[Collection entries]
· · · · ·
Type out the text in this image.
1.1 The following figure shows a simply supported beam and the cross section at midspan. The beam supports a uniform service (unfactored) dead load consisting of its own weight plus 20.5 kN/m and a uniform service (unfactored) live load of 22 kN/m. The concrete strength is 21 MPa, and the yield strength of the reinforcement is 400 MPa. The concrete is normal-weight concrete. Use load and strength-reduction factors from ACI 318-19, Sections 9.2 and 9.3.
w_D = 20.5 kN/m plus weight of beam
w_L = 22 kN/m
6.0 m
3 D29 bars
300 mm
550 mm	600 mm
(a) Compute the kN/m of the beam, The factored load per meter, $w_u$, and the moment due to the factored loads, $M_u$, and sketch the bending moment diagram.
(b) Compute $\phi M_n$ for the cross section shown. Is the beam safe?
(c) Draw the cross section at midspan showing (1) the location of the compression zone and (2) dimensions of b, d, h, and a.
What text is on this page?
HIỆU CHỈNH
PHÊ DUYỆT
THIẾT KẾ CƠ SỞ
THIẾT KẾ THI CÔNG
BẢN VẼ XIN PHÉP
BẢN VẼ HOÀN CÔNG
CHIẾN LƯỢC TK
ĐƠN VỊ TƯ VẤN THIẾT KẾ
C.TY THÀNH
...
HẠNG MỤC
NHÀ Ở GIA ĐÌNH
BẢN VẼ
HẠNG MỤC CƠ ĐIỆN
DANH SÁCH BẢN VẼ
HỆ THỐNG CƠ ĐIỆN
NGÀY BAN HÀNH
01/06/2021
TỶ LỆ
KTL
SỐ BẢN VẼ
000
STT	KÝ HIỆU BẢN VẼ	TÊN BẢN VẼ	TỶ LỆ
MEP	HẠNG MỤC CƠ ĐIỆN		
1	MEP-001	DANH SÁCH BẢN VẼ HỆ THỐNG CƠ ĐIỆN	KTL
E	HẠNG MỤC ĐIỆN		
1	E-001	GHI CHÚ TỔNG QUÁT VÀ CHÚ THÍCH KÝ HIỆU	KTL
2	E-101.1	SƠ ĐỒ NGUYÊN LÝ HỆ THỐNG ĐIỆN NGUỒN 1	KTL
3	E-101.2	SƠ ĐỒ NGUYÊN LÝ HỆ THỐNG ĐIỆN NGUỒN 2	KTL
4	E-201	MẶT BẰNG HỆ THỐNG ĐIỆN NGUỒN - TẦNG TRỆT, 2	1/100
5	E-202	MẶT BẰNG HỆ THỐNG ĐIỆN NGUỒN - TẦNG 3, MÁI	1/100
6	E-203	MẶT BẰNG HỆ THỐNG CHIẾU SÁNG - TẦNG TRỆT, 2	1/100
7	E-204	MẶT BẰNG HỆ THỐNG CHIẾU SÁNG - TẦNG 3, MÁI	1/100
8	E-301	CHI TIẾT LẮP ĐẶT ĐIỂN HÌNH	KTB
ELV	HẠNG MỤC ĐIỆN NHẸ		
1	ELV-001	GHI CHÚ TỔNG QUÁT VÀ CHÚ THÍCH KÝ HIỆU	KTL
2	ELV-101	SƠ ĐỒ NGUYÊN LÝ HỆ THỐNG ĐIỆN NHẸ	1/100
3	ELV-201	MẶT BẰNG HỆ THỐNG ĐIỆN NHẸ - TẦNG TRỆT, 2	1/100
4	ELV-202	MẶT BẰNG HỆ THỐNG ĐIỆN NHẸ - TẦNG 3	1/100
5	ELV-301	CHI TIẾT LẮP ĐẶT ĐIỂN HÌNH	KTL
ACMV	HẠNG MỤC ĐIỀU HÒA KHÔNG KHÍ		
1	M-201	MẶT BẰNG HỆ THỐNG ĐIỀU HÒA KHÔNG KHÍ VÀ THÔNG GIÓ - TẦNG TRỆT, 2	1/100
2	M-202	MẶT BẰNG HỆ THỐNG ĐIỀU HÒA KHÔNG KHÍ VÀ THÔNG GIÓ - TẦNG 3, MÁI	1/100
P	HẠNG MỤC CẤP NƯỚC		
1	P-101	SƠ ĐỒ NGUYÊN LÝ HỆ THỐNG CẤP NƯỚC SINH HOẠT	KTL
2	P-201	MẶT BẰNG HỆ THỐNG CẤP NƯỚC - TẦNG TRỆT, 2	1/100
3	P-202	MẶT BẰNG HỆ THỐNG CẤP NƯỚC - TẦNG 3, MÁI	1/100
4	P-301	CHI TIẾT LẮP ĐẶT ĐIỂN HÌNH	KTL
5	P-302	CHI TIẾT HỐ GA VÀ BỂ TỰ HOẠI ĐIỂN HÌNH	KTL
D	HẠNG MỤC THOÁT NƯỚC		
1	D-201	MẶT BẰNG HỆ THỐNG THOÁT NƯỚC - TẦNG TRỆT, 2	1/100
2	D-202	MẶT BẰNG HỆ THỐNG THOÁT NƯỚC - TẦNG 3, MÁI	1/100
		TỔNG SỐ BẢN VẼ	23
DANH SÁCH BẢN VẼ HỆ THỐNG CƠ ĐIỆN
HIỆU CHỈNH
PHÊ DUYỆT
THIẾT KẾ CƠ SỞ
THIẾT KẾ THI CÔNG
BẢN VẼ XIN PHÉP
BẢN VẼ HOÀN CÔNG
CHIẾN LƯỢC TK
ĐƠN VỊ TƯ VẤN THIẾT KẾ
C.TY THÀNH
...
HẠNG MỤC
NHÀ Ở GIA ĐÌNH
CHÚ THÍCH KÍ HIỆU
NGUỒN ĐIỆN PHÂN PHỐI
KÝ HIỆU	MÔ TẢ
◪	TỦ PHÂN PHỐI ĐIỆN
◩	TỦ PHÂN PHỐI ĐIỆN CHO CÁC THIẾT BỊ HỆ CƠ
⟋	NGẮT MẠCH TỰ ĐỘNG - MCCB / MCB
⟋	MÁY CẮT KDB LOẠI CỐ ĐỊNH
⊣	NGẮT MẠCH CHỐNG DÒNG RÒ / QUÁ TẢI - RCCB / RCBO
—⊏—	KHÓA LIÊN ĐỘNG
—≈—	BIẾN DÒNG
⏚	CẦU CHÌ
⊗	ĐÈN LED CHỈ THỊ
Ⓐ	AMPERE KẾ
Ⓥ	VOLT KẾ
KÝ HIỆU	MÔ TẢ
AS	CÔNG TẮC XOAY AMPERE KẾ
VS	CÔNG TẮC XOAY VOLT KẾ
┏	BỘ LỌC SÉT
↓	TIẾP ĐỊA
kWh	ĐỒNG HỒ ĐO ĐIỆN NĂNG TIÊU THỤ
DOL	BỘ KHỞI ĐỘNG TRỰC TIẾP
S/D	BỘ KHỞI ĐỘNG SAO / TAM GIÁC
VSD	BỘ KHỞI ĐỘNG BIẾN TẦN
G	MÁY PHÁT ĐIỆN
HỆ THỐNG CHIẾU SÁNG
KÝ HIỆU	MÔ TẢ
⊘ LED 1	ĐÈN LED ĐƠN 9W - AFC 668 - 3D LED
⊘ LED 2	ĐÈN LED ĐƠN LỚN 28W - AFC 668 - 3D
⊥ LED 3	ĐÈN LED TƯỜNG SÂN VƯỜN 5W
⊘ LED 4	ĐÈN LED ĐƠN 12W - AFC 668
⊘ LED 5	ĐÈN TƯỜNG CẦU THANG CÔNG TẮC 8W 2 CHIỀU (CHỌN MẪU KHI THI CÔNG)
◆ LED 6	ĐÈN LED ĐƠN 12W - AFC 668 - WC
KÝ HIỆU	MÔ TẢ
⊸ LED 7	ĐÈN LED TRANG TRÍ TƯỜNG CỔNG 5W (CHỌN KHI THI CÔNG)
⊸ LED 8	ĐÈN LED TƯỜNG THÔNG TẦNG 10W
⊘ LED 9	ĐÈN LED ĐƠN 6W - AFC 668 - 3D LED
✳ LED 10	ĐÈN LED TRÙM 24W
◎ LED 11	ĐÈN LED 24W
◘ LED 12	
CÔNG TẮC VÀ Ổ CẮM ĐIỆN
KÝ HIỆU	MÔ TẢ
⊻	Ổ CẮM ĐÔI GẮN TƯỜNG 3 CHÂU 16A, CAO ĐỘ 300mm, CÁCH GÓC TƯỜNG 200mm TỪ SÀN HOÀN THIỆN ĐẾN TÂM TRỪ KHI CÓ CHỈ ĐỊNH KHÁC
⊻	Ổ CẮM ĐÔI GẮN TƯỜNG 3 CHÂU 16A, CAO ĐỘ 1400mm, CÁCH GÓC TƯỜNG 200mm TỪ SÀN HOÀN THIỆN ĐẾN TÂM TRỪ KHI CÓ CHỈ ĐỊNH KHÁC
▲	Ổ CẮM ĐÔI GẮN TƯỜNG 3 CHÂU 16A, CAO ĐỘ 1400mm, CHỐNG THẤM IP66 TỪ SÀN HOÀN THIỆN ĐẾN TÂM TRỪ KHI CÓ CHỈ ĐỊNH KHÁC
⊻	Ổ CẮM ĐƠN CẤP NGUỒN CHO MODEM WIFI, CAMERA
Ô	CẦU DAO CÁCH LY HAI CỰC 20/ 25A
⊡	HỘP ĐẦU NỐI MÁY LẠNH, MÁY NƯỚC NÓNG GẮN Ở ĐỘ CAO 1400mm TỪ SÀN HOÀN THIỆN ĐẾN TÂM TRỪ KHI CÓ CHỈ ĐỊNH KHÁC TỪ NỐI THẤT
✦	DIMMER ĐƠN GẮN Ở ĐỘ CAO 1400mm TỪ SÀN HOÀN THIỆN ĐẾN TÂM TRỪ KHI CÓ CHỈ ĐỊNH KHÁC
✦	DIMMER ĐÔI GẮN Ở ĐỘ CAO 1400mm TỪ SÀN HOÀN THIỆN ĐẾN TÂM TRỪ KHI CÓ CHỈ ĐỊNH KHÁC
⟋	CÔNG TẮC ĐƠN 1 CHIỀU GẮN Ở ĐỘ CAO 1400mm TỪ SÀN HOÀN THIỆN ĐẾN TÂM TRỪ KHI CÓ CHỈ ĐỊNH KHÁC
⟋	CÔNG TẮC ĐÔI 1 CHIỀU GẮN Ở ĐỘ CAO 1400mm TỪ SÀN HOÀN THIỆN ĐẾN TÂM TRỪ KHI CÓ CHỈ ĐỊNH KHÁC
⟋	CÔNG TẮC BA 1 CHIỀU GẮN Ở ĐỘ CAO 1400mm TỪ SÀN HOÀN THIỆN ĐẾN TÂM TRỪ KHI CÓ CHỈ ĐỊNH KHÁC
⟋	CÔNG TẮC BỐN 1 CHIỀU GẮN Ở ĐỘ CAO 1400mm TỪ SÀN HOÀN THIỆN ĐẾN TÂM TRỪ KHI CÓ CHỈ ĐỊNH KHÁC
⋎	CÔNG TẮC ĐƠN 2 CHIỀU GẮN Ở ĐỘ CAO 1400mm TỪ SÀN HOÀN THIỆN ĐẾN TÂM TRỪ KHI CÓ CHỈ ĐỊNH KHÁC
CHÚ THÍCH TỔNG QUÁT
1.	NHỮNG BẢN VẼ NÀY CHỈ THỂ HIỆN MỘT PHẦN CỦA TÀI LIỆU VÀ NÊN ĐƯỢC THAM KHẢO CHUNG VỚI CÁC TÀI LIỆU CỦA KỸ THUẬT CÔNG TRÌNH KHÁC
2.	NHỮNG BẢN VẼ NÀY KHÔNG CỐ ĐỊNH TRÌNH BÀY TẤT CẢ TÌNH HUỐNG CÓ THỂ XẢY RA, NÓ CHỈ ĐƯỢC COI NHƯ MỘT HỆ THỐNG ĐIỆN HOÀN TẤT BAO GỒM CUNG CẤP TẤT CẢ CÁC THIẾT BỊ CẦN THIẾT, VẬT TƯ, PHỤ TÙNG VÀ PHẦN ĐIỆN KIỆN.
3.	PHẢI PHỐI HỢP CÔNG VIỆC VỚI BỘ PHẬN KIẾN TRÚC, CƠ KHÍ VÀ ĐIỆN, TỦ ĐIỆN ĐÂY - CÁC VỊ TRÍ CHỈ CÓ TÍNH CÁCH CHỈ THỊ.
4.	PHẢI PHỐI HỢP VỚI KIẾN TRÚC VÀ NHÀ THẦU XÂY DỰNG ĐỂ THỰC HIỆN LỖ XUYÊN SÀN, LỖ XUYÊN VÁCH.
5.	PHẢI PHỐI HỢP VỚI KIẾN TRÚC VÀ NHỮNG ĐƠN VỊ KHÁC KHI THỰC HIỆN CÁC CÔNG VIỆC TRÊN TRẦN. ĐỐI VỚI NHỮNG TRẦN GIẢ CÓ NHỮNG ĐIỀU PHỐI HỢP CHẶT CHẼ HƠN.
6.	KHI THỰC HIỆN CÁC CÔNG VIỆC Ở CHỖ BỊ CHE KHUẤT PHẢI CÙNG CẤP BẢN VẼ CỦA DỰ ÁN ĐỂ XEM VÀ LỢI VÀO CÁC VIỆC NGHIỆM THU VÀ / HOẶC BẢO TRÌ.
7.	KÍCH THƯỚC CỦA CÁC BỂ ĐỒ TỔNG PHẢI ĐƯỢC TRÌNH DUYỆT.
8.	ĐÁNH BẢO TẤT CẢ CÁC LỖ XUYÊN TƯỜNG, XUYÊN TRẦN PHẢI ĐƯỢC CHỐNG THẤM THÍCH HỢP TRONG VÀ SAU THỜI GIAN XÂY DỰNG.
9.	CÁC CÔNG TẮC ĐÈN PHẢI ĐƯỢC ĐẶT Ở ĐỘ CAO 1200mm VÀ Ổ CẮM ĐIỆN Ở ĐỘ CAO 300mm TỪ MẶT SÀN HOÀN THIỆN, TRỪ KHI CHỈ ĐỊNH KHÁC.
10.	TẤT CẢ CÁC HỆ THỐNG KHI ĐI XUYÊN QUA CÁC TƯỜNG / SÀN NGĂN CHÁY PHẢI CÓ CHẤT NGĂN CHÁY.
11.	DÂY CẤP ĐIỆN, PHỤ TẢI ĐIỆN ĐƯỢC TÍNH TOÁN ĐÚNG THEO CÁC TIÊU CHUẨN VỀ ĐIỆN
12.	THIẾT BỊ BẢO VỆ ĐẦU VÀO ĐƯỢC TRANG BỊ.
· · · · ·
| What the task asks |
From the entries, report each line that includes the word "text".

| Result below |
Type out the text in this image.
What text is on this page?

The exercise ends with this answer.